* **WORK INSTRUCTIONS**: Without including any images, repeat the data exactly.

* **Data excerpts**:
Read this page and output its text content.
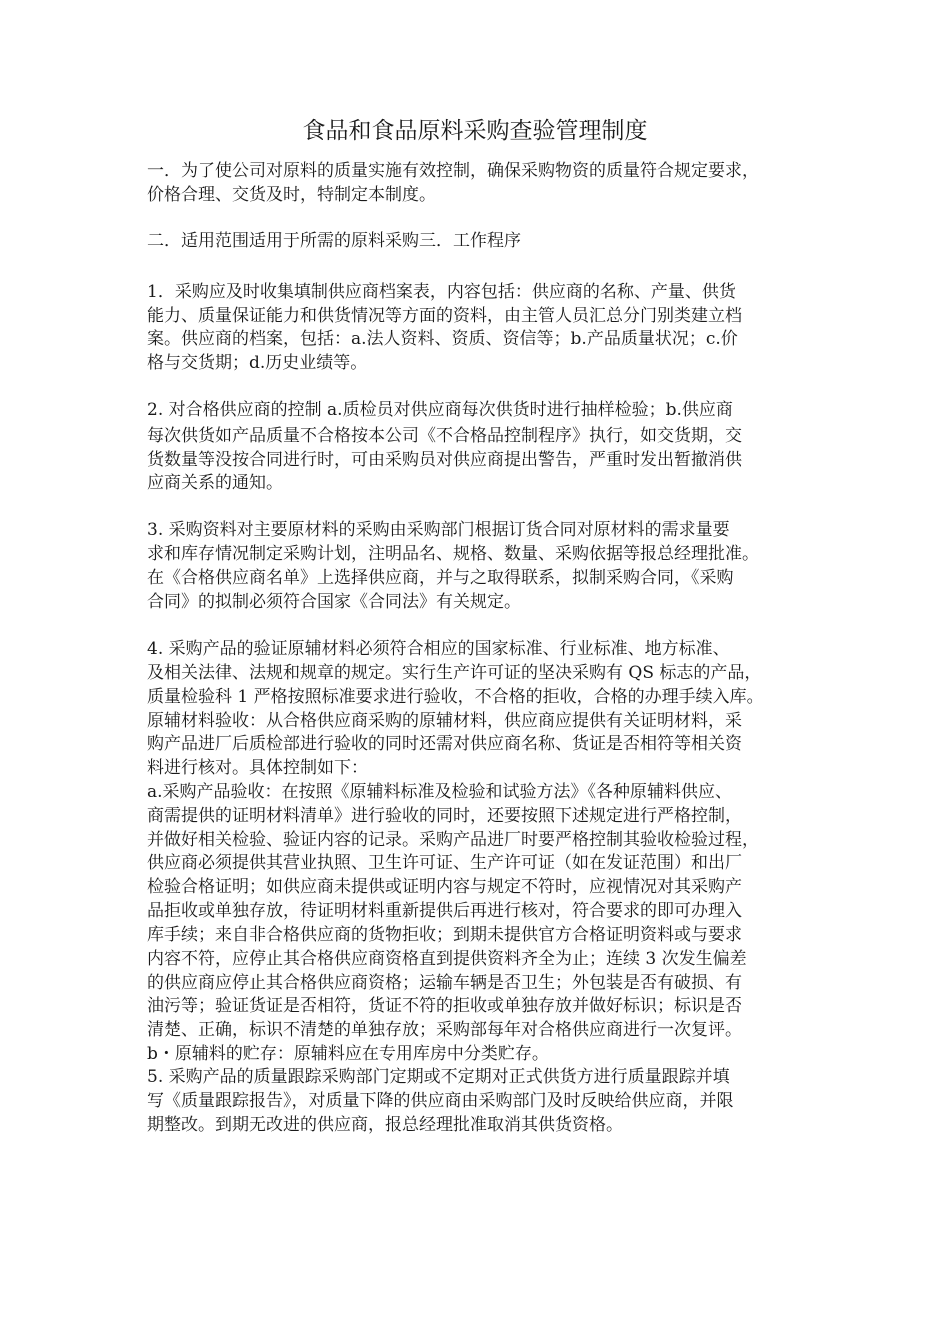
食品和食品原料采购查验管理制度
一．为了使公司对原料的质量实施有效控制，确保采购物资的质量符合规定要求，
价格合理、交货及时，特制定本制度。
二．适用范围适用于所需的原料采购三．工作程序
1．采购应及时收集填制供应商档案表，内容包括：供应商的名称、产量、供货
能力、质量保证能力和供货情况等方面的资料，由主管人员汇总分门别类建立档
案。供应商的档案，包括：a.法人资料、资质、资信等；b.产品质量状况；c.价
格与交货期；d.历史业绩等。
2. 对合格供应商的控制 a.质检员对供应商每次供货时进行抽样检验；b.供应商
每次供货如产品质量不合格按本公司《不合格品控制程序》执行，如交货期，交
货数量等没按合同进行时，可由采购员对供应商提出警告，严重时发出暂撤消供
应商关系的通知。
3. 采购资料对主要原材料的采购由采购部门根据订货合同对原材料的需求量要
求和库存情况制定采购计划，注明品名、规格、数量、采购依据等报总经理批准。
在《合格供应商名单》上选择供应商，并与之取得联系，拟制采购合同，《采购
合同》的拟制必须符合国家《合同法》有关规定。
4. 采购产品的验证原辅材料必须符合相应的国家标准、行业标准、地方标准、
及相关法律、法规和规章的规定。实行生产许可证的坚决采购有 QS 标志的产品，
质量检验科 1 严格按照标准要求进行验收，不合格的拒收，合格的办理手续入库。
原辅材料验收：从合格供应商采购的原辅材料，供应商应提供有关证明材料，采
购产品进厂后质检部进行验收的同时还需对供应商名称、货证是否相符等相关资
料进行核对。具体控制如下：
a.采购产品验收：在按照《原辅料标准及检验和试验方法》《各种原辅料供应、
商需提供的证明材料清单》进行验收的同时，还要按照下述规定进行严格控制，
并做好相关检验、验证内容的记录。采购产品进厂时要严格控制其验收检验过程，
供应商必须提供其营业执照、卫生许可证、生产许可证（如在发证范围）和出厂
检验合格证明；如供应商未提供或证明内容与规定不符时，应视情况对其采购产
品拒收或单独存放，待证明材料重新提供后再进行核对，符合要求的即可办理入
库手续；来自非合格供应商的货物拒收；到期未提供官方合格证明资料或与要求
内容不符，应停止其合格供应商资格直到提供资料齐全为止；连续 3 次发生偏差
的供应商应停止其合格供应商资格；运输车辆是否卫生；外包装是否有破损、有
油污等；验证货证是否相符，货证不符的拒收或单独存放并做好标识；标识是否
清楚、正确，标识不清楚的单独存放；采购部每年对合格供应商进行一次复评。
b・原辅料的贮存：原辅料应在专用库房中分类贮存。
5. 采购产品的质量跟踪采购部门定期或不定期对正式供货方进行质量跟踪并填
写《质量跟踪报告》，对质量下降的供应商由采购部门及时反映给供应商，并限
期整改。到期无改进的供应商，报总经理批准取消其供货资格。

* **SOLUTION BELOW**:
Read this page and output its text content.
食品和食品原料采购查验管理制度
一．为了使公司对原料的质量实施有效控制，确保采购物资的质量符合规定要求，
价格合理、交货及时，特制定本制度。
二．适用范围适用于所需的原料采购三．工作程序
1．采购应及时收集填制供应商档案表，内容包括：供应商的名称、产量、供货
能力、质量保证能力和供货情况等方面的资料，由主管人员汇总分门别类建立档
案。供应商的档案，包括：a.法人资料、资质、资信等；b.产品质量状况；c.价
格与交货期；d.历史业绩等。
2. 对合格供应商的控制 a.质检员对供应商每次供货时进行抽样检验；b.供应商
每次供货如产品质量不合格按本公司《不合格品控制程序》执行，如交货期，交
货数量等没按合同进行时，可由采购员对供应商提出警告，严重时发出暂撤消供
应商关系的通知。
3. 采购资料对主要原材料的采购由采购部门根据订货合同对原材料的需求量要
求和库存情况制定采购计划，注明品名、规格、数量、采购依据等报总经理批准。
在《合格供应商名单》上选择供应商，并与之取得联系，拟制采购合同，《采购
合同》的拟制必须符合国家《合同法》有关规定。
4. 采购产品的验证原辅材料必须符合相应的国家标准、行业标准、地方标准、
及相关法律、法规和规章的规定。实行生产许可证的坚决采购有 QS 标志的产品，
质量检验科 1 严格按照标准要求进行验收，不合格的拒收，合格的办理手续入库。
原辅材料验收：从合格供应商采购的原辅材料，供应商应提供有关证明材料，采
购产品进厂后质检部进行验收的同时还需对供应商名称、货证是否相符等相关资
料进行核对。具体控制如下：
a.采购产品验收：在按照《原辅料标准及检验和试验方法》《各种原辅料供应、
商需提供的证明材料清单》进行验收的同时，还要按照下述规定进行严格控制，
并做好相关检验、验证内容的记录。采购产品进厂时要严格控制其验收检验过程，
供应商必须提供其营业执照、卫生许可证、生产许可证（如在发证范围）和出厂
检验合格证明；如供应商未提供或证明内容与规定不符时，应视情况对其采购产
品拒收或单独存放，待证明材料重新提供后再进行核对，符合要求的即可办理入
库手续；来自非合格供应商的货物拒收；到期未提供官方合格证明资料或与要求
内容不符，应停止其合格供应商资格直到提供资料齐全为止；连续 3 次发生偏差
的供应商应停止其合格供应商资格；运输车辆是否卫生；外包装是否有破损、有
油污等；验证货证是否相符，货证不符的拒收或单独存放并做好标识；标识是否
清楚、正确，标识不清楚的单独存放；采购部每年对合格供应商进行一次复评。
b・原辅料的贮存：原辅料应在专用库房中分类贮存。
5. 采购产品的质量跟踪采购部门定期或不定期对正式供货方进行质量跟踪并填
写《质量跟踪报告》，对质量下降的供应商由采购部门及时反映给供应商，并限
期整改。到期无改进的供应商，报总经理批准取消其供货资格。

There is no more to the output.